Problem to solve:
From the listing that follows, output everything exactly except the pictures.

Dataset:

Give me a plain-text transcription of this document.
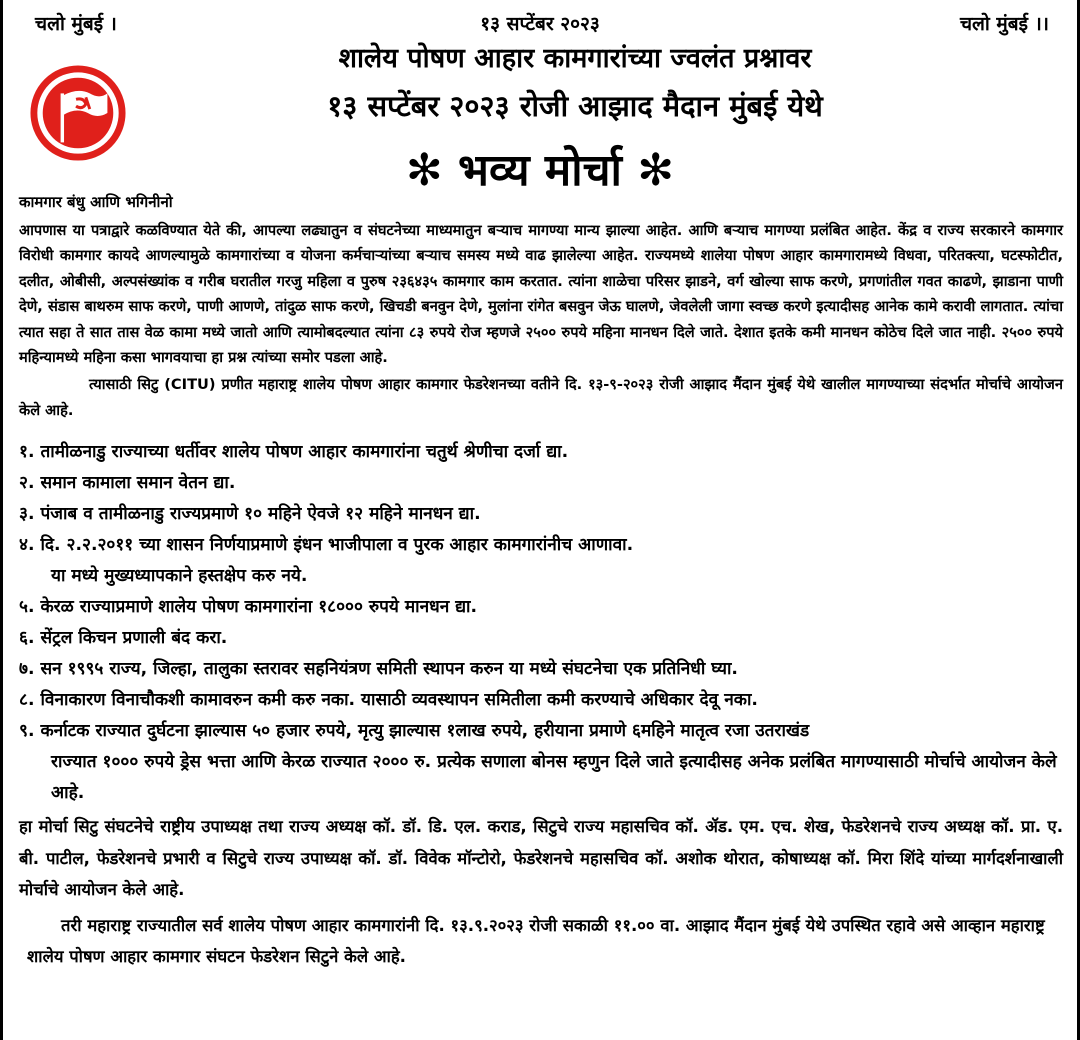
चलो मुंबई ।	१३ सप्टेंबर २०२३	चलो मुंबई ।।
शालेय पोषण आहार कामगारांच्या ज्वलंत प्रश्नावर
१३ सप्टेंबर २०२३ रोजी आझाद मैदान मुंबई येथे
✻ भव्य मोर्चा ✻
कामगार बंधु आणि भगिनीनो

आपणास या पत्राद्वारे कळविण्यात येते की, आपल्या लढ्यातुन व संघटनेच्या माध्यमातुन बऱ्याच मागण्या मान्य झाल्या आहेत. आणि बऱ्याच मागण्या प्रलंबित आहेत. केंद्र व राज्य सरकारने कामगार विरोधी कामगार कायदे आणल्यामुळे कामगारांच्या व योजना कर्मचाऱ्यांच्या बऱ्याच समस्य मध्ये वाढ झालेल्या आहेत. राज्यमध्ये शालेया पोषण आहार कामगारामध्ये विधवा, परितक्त्या, घटस्फोटीत, दलीत, ओबीसी, अल्पसंख्यांक व गरीब घरातील गरजु महिला व पुरुष २३६४३५ कामगार काम करतात. त्यांना शाळेचा परिसर झाडने, वर्ग खोल्या साफ करणे, प्रगणांतील गवत काढणे, झाडाना पाणी देणे, संडास बाथरुम साफ करणे, पाणी आणणे, तांदुळ साफ करणे, खिचडी बनवुन देणे, मुलांना रांगेत बसवुन जेऊ घालणे, जेवलेली जागा स्वच्छ करणे इत्यादीसह आनेक कामे करावी लागतात. त्यांचा त्यात सहा ते सात तास वेळ कामा मध्ये जातो आणि त्यामोबदल्यात त्यांना ८३ रुपये रोज म्हणजे २५०० रुपये महिना मानधन दिले जाते. देशात इतके कमी मानधन कोठेच दिले जात नाही. २५०० रुपये महिन्यामध्ये महिना कसा भागवयाचा हा प्रश्न त्यांच्या समोर पडला आहे.

त्यासाठी सिटु (CITU) प्रणीत महाराष्ट्र शालेय पोषण आहार कामगार फेडरेशनच्या वतीने दि. १३-९-२०२३ रोजी आझाद मैंदान मुंबई येथे खालील मागण्याच्या संदर्भात मोर्चाचे आयोजन केले आहे.

१. तामीळनाडु राज्याच्या धर्तीवर शालेय पोषण आहार कामगारांना चतुर्थ श्रेणीचा दर्जा द्या.
२. समान कामाला समान वेतन द्या.
३. पंजाब व तामीळनाडु राज्यप्रमाणे १० महिने ऐवजे १२ महिने मानधन द्या.
४. दि. २.२.२०११ च्या शासन निर्णयाप्रमाणे इंधन भाजीपाला व पुरक आहार कामगारांनीच आणावा.
या मध्ये मुख्यध्यापकाने हस्तक्षेप करु नये.
५. केरळ राज्याप्रमाणे शालेय पोषण कामगारांना १८००० रुपये मानधन द्या.
६. सेंट्रल किचन प्रणाली बंद करा.
७. सन १९९५ राज्य, जिल्हा, तालुका स्तरावर सहनियंत्रण समिती स्थापन करुन या मध्ये संघटनेचा एक प्रतिनिधी घ्या.
८. विनाकारण विनाचौकशी कामावरुन कमी करु नका. यासाठी व्यवस्थापन समितीला कमी करण्याचे अधिकार देवू नका.
९. कर्नाटक राज्यात दुर्घटना झाल्यास ५० हजार रुपये, मृत्यु झाल्यास १लाख रुपये, हरीयाना प्रमाणे ६महिने मातृत्व रजा उतराखंड
राज्यात १००० रुपये ड्रेस भत्ता आणि केरळ राज्यात २००० रु. प्रत्येक सणाला बोनस म्हणुन दिले जाते इत्यादीसह अनेक प्रलंबित मागण्यासाठी मोर्चाचे आयोजन केले आहे.

हा मोर्चा सिटु संघटनेचे राष्ट्रीय उपाध्यक्ष तथा राज्य अध्यक्ष कॉ. डॉ. डि. एल. कराड, सिटुचे राज्य महासचिव कॉ. ॲड. एम. एच. शेख, फेडरेशनचे राज्य अध्यक्ष कॉ. प्रा. ए. बी. पाटील, फेडरेशनचे प्रभारी व सिटुचे राज्य उपाध्यक्ष कॉ. डॉ. विवेक मॉन्टोरो, फेडरेशनचे महासचिव कॉ. अशोक थोरात, कोषाध्यक्ष कॉ. मिरा शिंदे यांच्या मार्गदर्शनाखाली मोर्चाचे आयोजन केले आहे.

तरी महाराष्ट्र राज्यातील सर्व शालेय पोषण आहार कामगारांनी दि. १३.९.२०२३ रोजी सकाळी ११.०० वा. आझाद मैंदान मुंबई येथे उपस्थित रहावे असे आव्हान महाराष्ट्र शालेय पोषण आहार कामगार संघटन फेडरेशन सिटुने केले आहे.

Correct output:
Give me a plain-text transcription of this document.
चलो मुंबई ।	१३ सप्टेंबर २०२३	चलो मुंबई ।।
शालेय पोषण आहार कामगारांच्या ज्वलंत प्रश्नावर
१३ सप्टेंबर २०२३ रोजी आझाद मैदान मुंबई येथे
✻ भव्य मोर्चा ✻
कामगार बंधु आणि भगिनीनो

आपणास या पत्राद्वारे कळविण्यात येते की, आपल्या लढ्यातुन व संघटनेच्या माध्यमातुन बऱ्याच मागण्या मान्य झाल्या आहेत. आणि बऱ्याच मागण्या प्रलंबित आहेत. केंद्र व राज्य सरकारने कामगार विरोधी कामगार कायदे आणल्यामुळे कामगारांच्या व योजना कर्मचाऱ्यांच्या बऱ्याच समस्य मध्ये वाढ झालेल्या आहेत. राज्यमध्ये शालेया पोषण आहार कामगारामध्ये विधवा, परितक्त्या, घटस्फोटीत, दलीत, ओबीसी, अल्पसंख्यांक व गरीब घरातील गरजु महिला व पुरुष २३६४३५ कामगार काम करतात. त्यांना शाळेचा परिसर झाडने, वर्ग खोल्या साफ करणे, प्रगणांतील गवत काढणे, झाडाना पाणी देणे, संडास बाथरुम साफ करणे, पाणी आणणे, तांदुळ साफ करणे, खिचडी बनवुन देणे, मुलांना रांगेत बसवुन जेऊ घालणे, जेवलेली जागा स्वच्छ करणे इत्यादीसह आनेक कामे करावी लागतात. त्यांचा त्यात सहा ते सात तास वेळ कामा मध्ये जातो आणि त्यामोबदल्यात त्यांना ८३ रुपये रोज म्हणजे २५०० रुपये महिना मानधन दिले जाते. देशात इतके कमी मानधन कोठेच दिले जात नाही. २५०० रुपये महिन्यामध्ये महिना कसा भागवयाचा हा प्रश्न त्यांच्या समोर पडला आहे.

त्यासाठी सिटु (CITU) प्रणीत महाराष्ट्र शालेय पोषण आहार कामगार फेडरेशनच्या वतीने दि. १३-९-२०२३ रोजी आझाद मैंदान मुंबई येथे खालील मागण्याच्या संदर्भात मोर्चाचे आयोजन केले आहे.

१. तामीळनाडु राज्याच्या धर्तीवर शालेय पोषण आहार कामगारांना चतुर्थ श्रेणीचा दर्जा द्या.
२. समान कामाला समान वेतन द्या.
३. पंजाब व तामीळनाडु राज्यप्रमाणे १० महिने ऐवजे १२ महिने मानधन द्या.
४. दि. २.२.२०११ च्या शासन निर्णयाप्रमाणे इंधन भाजीपाला व पुरक आहार कामगारांनीच आणावा.
या मध्ये मुख्यध्यापकाने हस्तक्षेप करु नये.
५. केरळ राज्याप्रमाणे शालेय पोषण कामगारांना १८००० रुपये मानधन द्या.
६. सेंट्रल किचन प्रणाली बंद करा.
७. सन १९९५ राज्य, जिल्हा, तालुका स्तरावर सहनियंत्रण समिती स्थापन करुन या मध्ये संघटनेचा एक प्रतिनिधी घ्या.
८. विनाकारण विनाचौकशी कामावरुन कमी करु नका. यासाठी व्यवस्थापन समितीला कमी करण्याचे अधिकार देवू नका.
९. कर्नाटक राज्यात दुर्घटना झाल्यास ५० हजार रुपये, मृत्यु झाल्यास १लाख रुपये, हरीयाना प्रमाणे ६महिने मातृत्व रजा उतराखंड
राज्यात १००० रुपये ड्रेस भत्ता आणि केरळ राज्यात २००० रु. प्रत्येक सणाला बोनस म्हणुन दिले जाते इत्यादीसह अनेक प्रलंबित मागण्यासाठी मोर्चाचे आयोजन केले आहे.

हा मोर्चा सिटु संघटनेचे राष्ट्रीय उपाध्यक्ष तथा राज्य अध्यक्ष कॉ. डॉ. डि. एल. कराड, सिटुचे राज्य महासचिव कॉ. ॲड. एम. एच. शेख, फेडरेशनचे राज्य अध्यक्ष कॉ. प्रा. ए. बी. पाटील, फेडरेशनचे प्रभारी व सिटुचे राज्य उपाध्यक्ष कॉ. डॉ. विवेक मॉन्टोरो, फेडरेशनचे महासचिव कॉ. अशोक थोरात, कोषाध्यक्ष कॉ. मिरा शिंदे यांच्या मार्गदर्शनाखाली मोर्चाचे आयोजन केले आहे.

तरी महाराष्ट्र राज्यातील सर्व शालेय पोषण आहार कामगारांनी दि. १३.९.२०२३ रोजी सकाळी ११.०० वा. आझाद मैंदान मुंबई येथे उपस्थित रहावे असे आव्हान महाराष्ट्र शालेय पोषण आहार कामगार संघटन फेडरेशन सिटुने केले आहे.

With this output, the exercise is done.